▶ [WRITTEN INSTRUCTION]: Copy out the data exactly, leaving the pictures behind.

== == ==

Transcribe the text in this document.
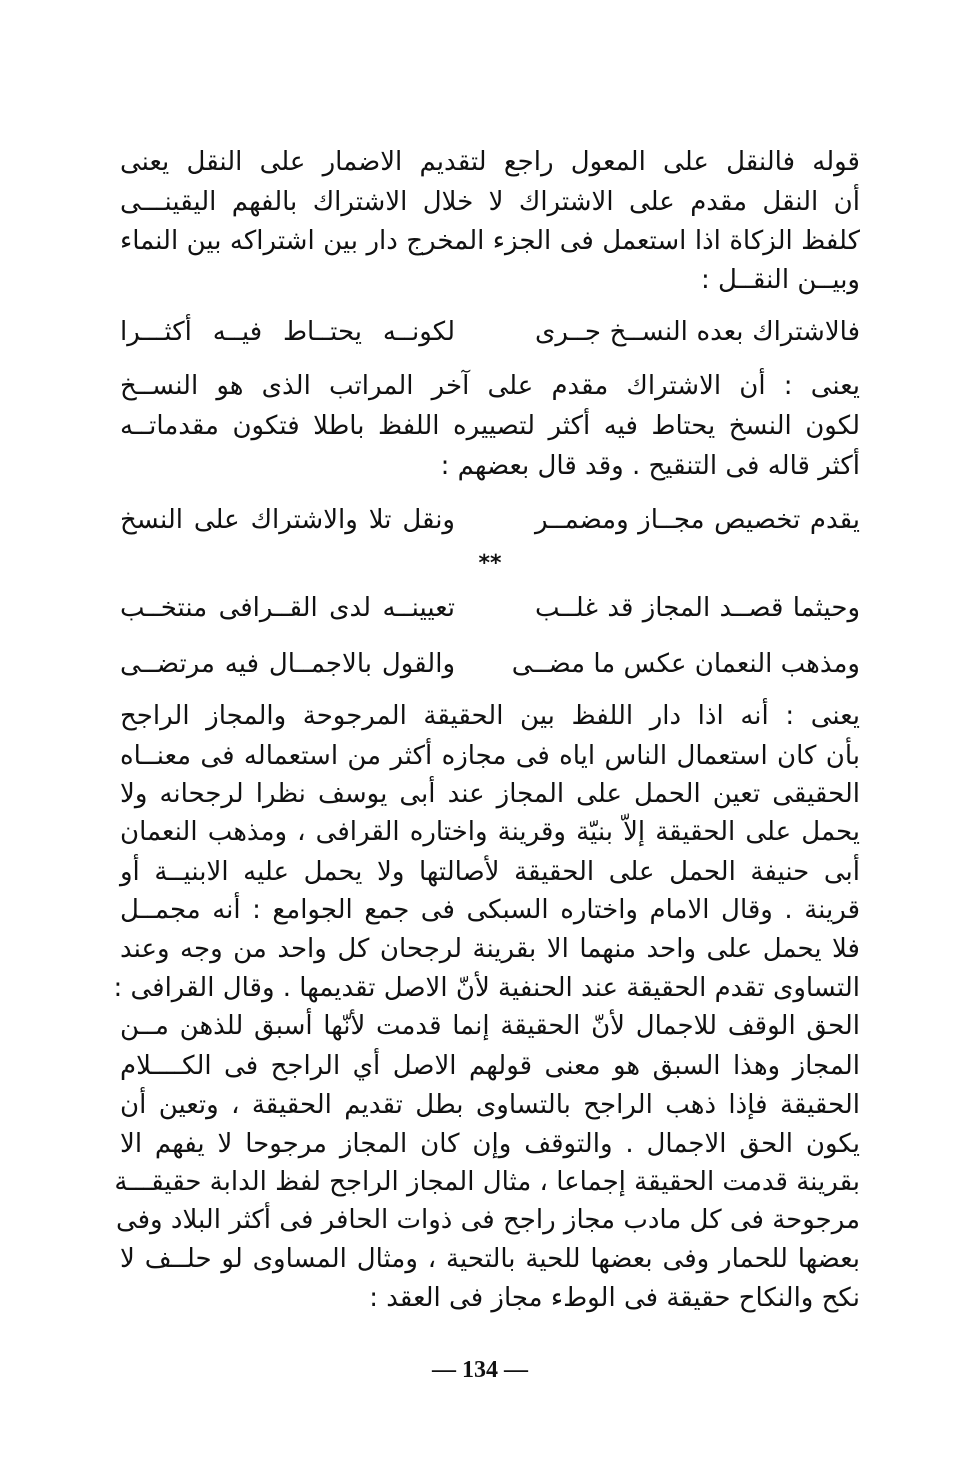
قوله فالنقل على المعول راجع لتقديم الاضمار على النقل يعنى
أن النقل مقدم على الاشتراك لا خلال الاشتراك بالفهم اليقينـــى
كلفظ الزكاة اذا استعمل فى الجزء المخرج دار بين اشتراكه بين النماء
وبيــن النقــل :
فالاشتراك بعده النســخ جــرى
لكونــه يحتــاط فيــه أكثـــرا
يعنى : أن الاشتراك مقدم على آخر المراتب الذى هو النســخ
لكون النسخ يحتاط فيه أكثر لتصييره اللفظ باطلا فتكون مقدماتــه
أكثر قاله فى التنقيح . وقد قال بعضهم :
يقدم تخصيص مجــاز ومضمــر
ونقل تلا والاشتراك على النسخ
**
وحيثما قصــد المجاز قد غلــب
تعيينــه لدى القــرافى منتخــب
ومذهب النعمان عكس ما مضــى
والقول بالاجمــال فيه مرتضــى
يعنى : أنه اذا دار اللفظ بين الحقيقة المرجوحة والمجاز الراجح
بأن كان استعمال الناس اياه فى مجازه أكثر من استعماله فى معنــاه
الحقيقى تعين الحمل على المجاز عند أبى يوسف نظرا لرجحانه ولا
يحمل على الحقيقة إلاّ بنيّة وقرينة واختاره القرافى ، ومذهب النعمان
أبى حنيفة الحمل على الحقيقة لأصالتها ولا يحمل عليه الابنيــة أو
قرينة . وقال الامام واختاره السبكى فى جمع الجوامع : أنه مجمــل
فلا يحمل على واحد منهما الا بقرينة لرجحان كل واحد من وجه وعند
التساوى تقدم الحقيقة عند الحنفية لأنّ الاصل تقديمها . وقال القرافى :
الحق الوقف للاجمال لأنّ الحقيقة إنما قدمت لأنّها أسبق للذهن مــن
المجاز وهذا السبق هو معنى قولهم الاصل أي الراجح فى الكــــلام
الحقيقة فإذا ذهب الراجح بالتساوى بطل تقديم الحقيقة ، وتعين أن
يكون الحق الاجمال . والتوقف وإن كان المجاز مرجوحا لا يفهم الا
بقرينة قدمت الحقيقة إجماعا ، مثال المجاز الراجح لفظ الدابة حقيقـــة
مرجوحة فى كل مادب مجاز راجح فى ذوات الحافر فى أكثر البلاد وفى
بعضها للحمار وفى بعضها للحية بالتحية ، ومثال المساوى لو حلــف لا
نكح والنكاح حقيقة فى الوطء مجاز فى العقد :
— 134 —
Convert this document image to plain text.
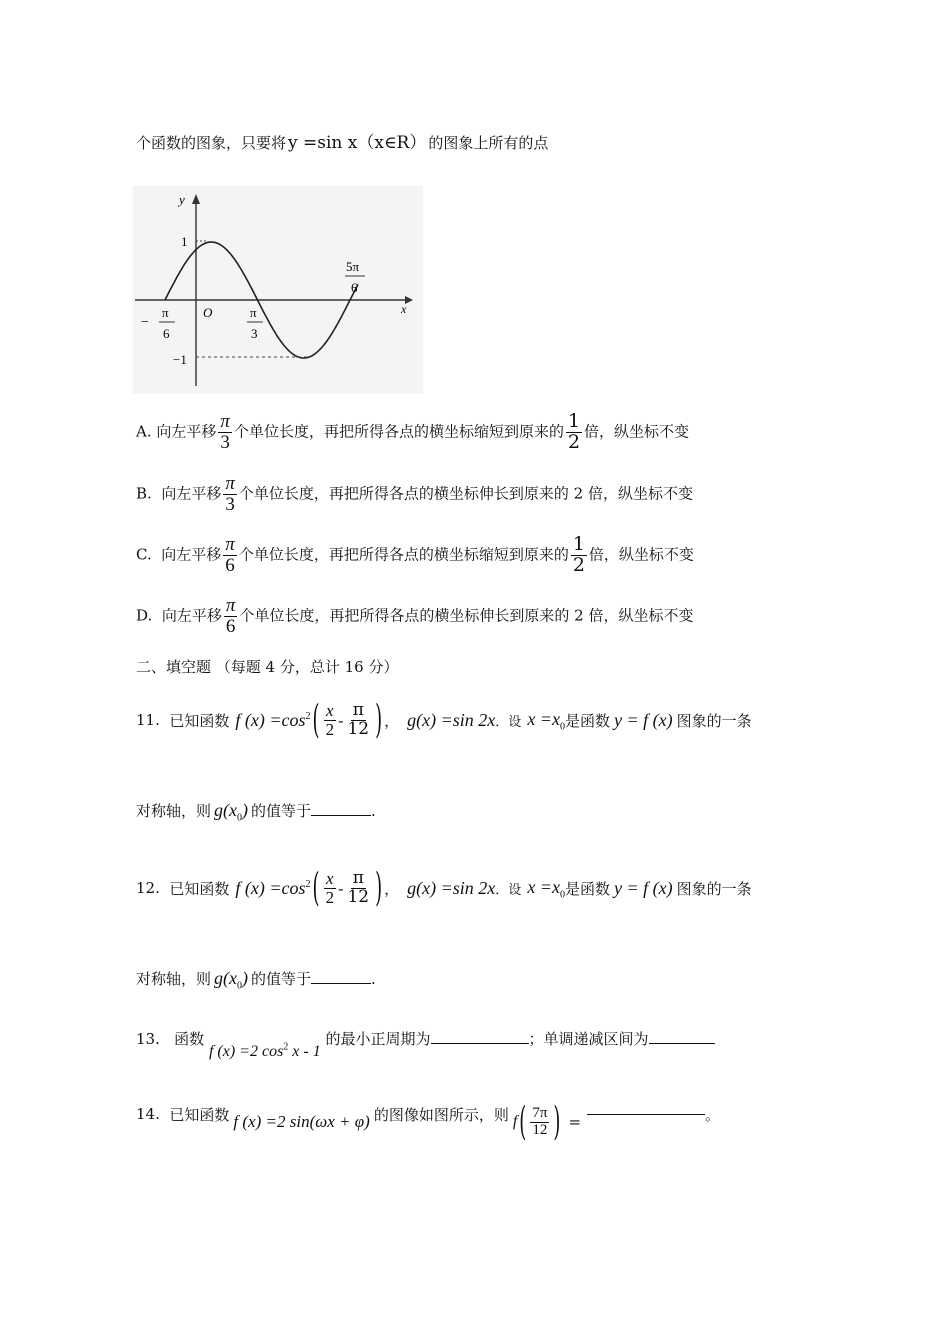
个函数的图象，只要将 y =sin x（x∈R） 的图象上所有的点
y
x
O
1
−1
−
π
6
π
3
5π
6
A. 向左平移 $\frac{\pi}{3}$ 个单位长度，再把所得各点的横坐标缩短到原来的 $\frac{1}{2}$ 倍，纵坐标不变
B. 向左平移 $\frac{\pi}{3}$ 个单位长度，再把所得各点的横坐标伸长到原来的 2 倍，纵坐标不变
C. 向左平移 $\frac{\pi}{6}$ 个单位长度，再把所得各点的横坐标缩短到原来的 $\frac{1}{2}$ 倍，纵坐标不变
D. 向左平移 $\frac{\pi}{6}$ 个单位长度，再把所得各点的横坐标伸长到原来的 2 倍，纵坐标不变
二、填空题 （每题 4 分，总计 16 分）
11.
已知函数 f $(x) =\cos^2$ ( $\frac{x}{2} - \frac{\pi}{12}$ ) ， g(x) =sin 2x ．设 $x =x_0$ 是函数 y = f (x) 图象的一条
对称轴，则 $g(x_0)$ 的值等于	.
12.
已知函数 f $(x) =\cos^2$ ( $\frac{x}{2} - \frac{\pi}{12}$ ) ， g(x) =sin 2x ．设 $x =x_0$ 是函数 y = f (x) 图象的一条
对称轴，则 $g(x_0)$ 的值等于	.
13. 函数 f (x) =2 $\cos^2 x - 1$ 的最小正周期为	；单调递减区间为
14.
已知函数 f (x) =2 sin(ωx + φ) 的图像如图所示，则 f ( $\frac{7\pi}{12}$ ) =	。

== == ==

▶ [EXPECTED ANSWER]:
Transcribe the text in this document.
قوله فالنقل على المعول راجع لتقديم الاضمار على النقل يعنى
أن النقل مقدم على الاشتراك لا خلال الاشتراك بالفهم اليقينـــى
كلفظ الزكاة اذا استعمل فى الجزء المخرج دار بين اشتراكه بين النماء
وبيــن النقــل :
فالاشتراك بعده النســخ جــرى
لكونــه يحتــاط فيــه أكثـــرا
يعنى : أن الاشتراك مقدم على آخر المراتب الذى هو النســخ
لكون النسخ يحتاط فيه أكثر لتصييره اللفظ باطلا فتكون مقدماتــه
أكثر قاله فى التنقيح . وقد قال بعضهم :
يقدم تخصيص مجــاز ومضمــر
ونقل تلا والاشتراك على النسخ
**
وحيثما قصــد المجاز قد غلــب
تعيينــه لدى القــرافى منتخــب
ومذهب النعمان عكس ما مضــى
والقول بالاجمــال فيه مرتضــى
يعنى : أنه اذا دار اللفظ بين الحقيقة المرجوحة والمجاز الراجح
بأن كان استعمال الناس اياه فى مجازه أكثر من استعماله فى معنــاه
الحقيقى تعين الحمل على المجاز عند أبى يوسف نظرا لرجحانه ولا
يحمل على الحقيقة إلاّ بنيّة وقرينة واختاره القرافى ، ومذهب النعمان
أبى حنيفة الحمل على الحقيقة لأصالتها ولا يحمل عليه الابنيــة أو
قرينة . وقال الامام واختاره السبكى فى جمع الجوامع : أنه مجمــل
فلا يحمل على واحد منهما الا بقرينة لرجحان كل واحد من وجه وعند
التساوى تقدم الحقيقة عند الحنفية لأنّ الاصل تقديمها . وقال القرافى :
الحق الوقف للاجمال لأنّ الحقيقة إنما قدمت لأنّها أسبق للذهن مــن
المجاز وهذا السبق هو معنى قولهم الاصل أي الراجح فى الكــــلام
الحقيقة فإذا ذهب الراجح بالتساوى بطل تقديم الحقيقة ، وتعين أن
يكون الحق الاجمال . والتوقف وإن كان المجاز مرجوحا لا يفهم الا
بقرينة قدمت الحقيقة إجماعا ، مثال المجاز الراجح لفظ الدابة حقيقـــة
مرجوحة فى كل مادب مجاز راجح فى ذوات الحافر فى أكثر البلاد وفى
بعضها للحمار وفى بعضها للحية بالتحية ، ومثال المساوى لو حلــف لا
نكح والنكاح حقيقة فى الوطء مجاز فى العقد :
— 134 —
Convert this document image to plain text.
个函数的图象，只要将 y =sin x（x∈R） 的图象上所有的点
y
x
O
1
−1
−
π
6
π
3
5π
6
A. 向左平移 $\frac{\pi}{3}$ 个单位长度，再把所得各点的横坐标缩短到原来的 $\frac{1}{2}$ 倍，纵坐标不变
B. 向左平移 $\frac{\pi}{3}$ 个单位长度，再把所得各点的横坐标伸长到原来的 2 倍，纵坐标不变
C. 向左平移 $\frac{\pi}{6}$ 个单位长度，再把所得各点的横坐标缩短到原来的 $\frac{1}{2}$ 倍，纵坐标不变
D. 向左平移 $\frac{\pi}{6}$ 个单位长度，再把所得各点的横坐标伸长到原来的 2 倍，纵坐标不变
二、填空题 （每题 4 分，总计 16 分）
11.
已知函数 f $(x) =\cos^2$ ( $\frac{x}{2} - \frac{\pi}{12}$ ) ， g(x) =sin 2x ．设 $x =x_0$ 是函数 y = f (x) 图象的一条
对称轴，则 $g(x_0)$ 的值等于	.
12.
已知函数 f $(x) =\cos^2$ ( $\frac{x}{2} - \frac{\pi}{12}$ ) ， g(x) =sin 2x ．设 $x =x_0$ 是函数 y = f (x) 图象的一条
对称轴，则 $g(x_0)$ 的值等于	.
13. 函数 f (x) =2 $\cos^2 x - 1$ 的最小正周期为	；单调递减区间为
14.
已知函数 f (x) =2 sin(ωx + φ) 的图像如图所示，则 f ( $\frac{7\pi}{12}$ ) =	。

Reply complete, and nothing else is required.